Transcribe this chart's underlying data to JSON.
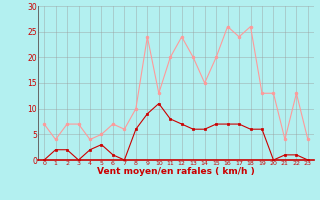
{
  "x": [
    0,
    1,
    2,
    3,
    4,
    5,
    6,
    7,
    8,
    9,
    10,
    11,
    12,
    13,
    14,
    15,
    16,
    17,
    18,
    19,
    20,
    21,
    22,
    23
  ],
  "avg_wind": [
    0,
    2,
    2,
    0,
    2,
    3,
    1,
    0,
    6,
    9,
    11,
    8,
    7,
    6,
    6,
    7,
    7,
    7,
    6,
    6,
    0,
    1,
    1,
    0
  ],
  "gust_wind": [
    7,
    4,
    7,
    7,
    4,
    5,
    7,
    6,
    10,
    24,
    13,
    20,
    24,
    20,
    15,
    20,
    26,
    24,
    26,
    13,
    13,
    4,
    13,
    4
  ],
  "avg_color": "#cc0000",
  "gust_color": "#ff9999",
  "bg_color": "#b3f0f0",
  "grid_color": "#999999",
  "xlabel": "Vent moyen/en rafales ( km/h )",
  "xlabel_color": "#cc0000",
  "tick_color": "#cc0000",
  "ylim": [
    0,
    30
  ],
  "yticks": [
    0,
    5,
    10,
    15,
    20,
    25,
    30
  ],
  "xticks": [
    0,
    1,
    2,
    3,
    4,
    5,
    6,
    7,
    8,
    9,
    10,
    11,
    12,
    13,
    14,
    15,
    16,
    17,
    18,
    19,
    20,
    21,
    22,
    23
  ]
}
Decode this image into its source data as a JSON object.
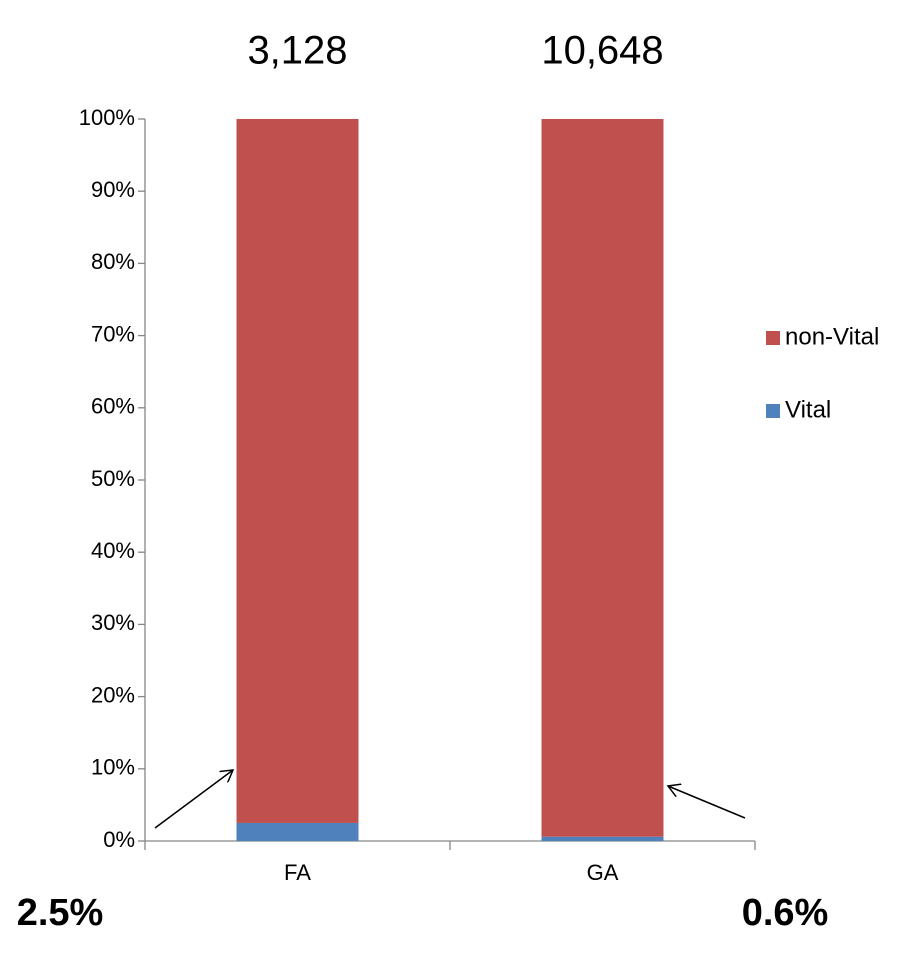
{
  "chart_data": {
    "type": "bar",
    "stacked": true,
    "categories": [
      "FA",
      "GA"
    ],
    "series": [
      {
        "name": "Vital",
        "color": "#4f81bd",
        "values": [
          2.5,
          0.6
        ],
        "value_labels": [
          "2.5%",
          "0.6%"
        ]
      },
      {
        "name": "non-Vital",
        "color": "#c0504d",
        "values": [
          97.5,
          99.4
        ]
      }
    ],
    "annotations": [
      "3,128",
      "10,648"
    ],
    "ylim": [
      0,
      100
    ],
    "yticks": [
      {
        "value": 0,
        "label": "0%"
      },
      {
        "value": 10,
        "label": "10%"
      },
      {
        "value": 20,
        "label": "20%"
      },
      {
        "value": 30,
        "label": "30%"
      },
      {
        "value": 40,
        "label": "40%"
      },
      {
        "value": 50,
        "label": "50%"
      },
      {
        "value": 60,
        "label": "60%"
      },
      {
        "value": 70,
        "label": "70%"
      },
      {
        "value": 80,
        "label": "80%"
      },
      {
        "value": 90,
        "label": "90%"
      },
      {
        "value": 100,
        "label": "100%"
      }
    ],
    "legend": "right",
    "grid": false
  }
}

================================

* _Stated problem_: Copy the material above exactly and drop the pictures.

* _The solution_:
Transcribe this chart's underlying data to JSON.
{
  "x": [
    0,
    1,
    2,
    3,
    4,
    5,
    6,
    7,
    8,
    9,
    10,
    11,
    12,
    13,
    14,
    15,
    16,
    17,
    18,
    19,
    20,
    21,
    22,
    23
  ],
  "avg_wind": [
    0,
    2,
    2,
    0,
    2,
    3,
    1,
    0,
    6,
    9,
    11,
    8,
    7,
    6,
    6,
    7,
    7,
    7,
    6,
    6,
    0,
    1,
    1,
    0
  ],
  "gust_wind": [
    7,
    4,
    7,
    7,
    4,
    5,
    7,
    6,
    10,
    24,
    13,
    20,
    24,
    20,
    15,
    20,
    26,
    24,
    26,
    13,
    13,
    4,
    13,
    4
  ],
  "avg_color": "#cc0000",
  "gust_color": "#ff9999",
  "bg_color": "#b3f0f0",
  "grid_color": "#999999",
  "xlabel": "Vent moyen/en rafales ( km/h )",
  "xlabel_color": "#cc0000",
  "tick_color": "#cc0000",
  "ylim": [
    0,
    30
  ],
  "yticks": [
    0,
    5,
    10,
    15,
    20,
    25,
    30
  ],
  "xticks": [
    0,
    1,
    2,
    3,
    4,
    5,
    6,
    7,
    8,
    9,
    10,
    11,
    12,
    13,
    14,
    15,
    16,
    17,
    18,
    19,
    20,
    21,
    22,
    23
  ]
}
Decode this image into its source data as a JSON object.
{
  "chart_data": {
    "type": "bar",
    "stacked": true,
    "categories": [
      "FA",
      "GA"
    ],
    "series": [
      {
        "name": "Vital",
        "color": "#4f81bd",
        "values": [
          2.5,
          0.6
        ],
        "value_labels": [
          "2.5%",
          "0.6%"
        ]
      },
      {
        "name": "non-Vital",
        "color": "#c0504d",
        "values": [
          97.5,
          99.4
        ]
      }
    ],
    "annotations": [
      "3,128",
      "10,648"
    ],
    "ylim": [
      0,
      100
    ],
    "yticks": [
      {
        "value": 0,
        "label": "0%"
      },
      {
        "value": 10,
        "label": "10%"
      },
      {
        "value": 20,
        "label": "20%"
      },
      {
        "value": 30,
        "label": "30%"
      },
      {
        "value": 40,
        "label": "40%"
      },
      {
        "value": 50,
        "label": "50%"
      },
      {
        "value": 60,
        "label": "60%"
      },
      {
        "value": 70,
        "label": "70%"
      },
      {
        "value": 80,
        "label": "80%"
      },
      {
        "value": 90,
        "label": "90%"
      },
      {
        "value": 100,
        "label": "100%"
      }
    ],
    "legend": "right",
    "grid": false
  }
}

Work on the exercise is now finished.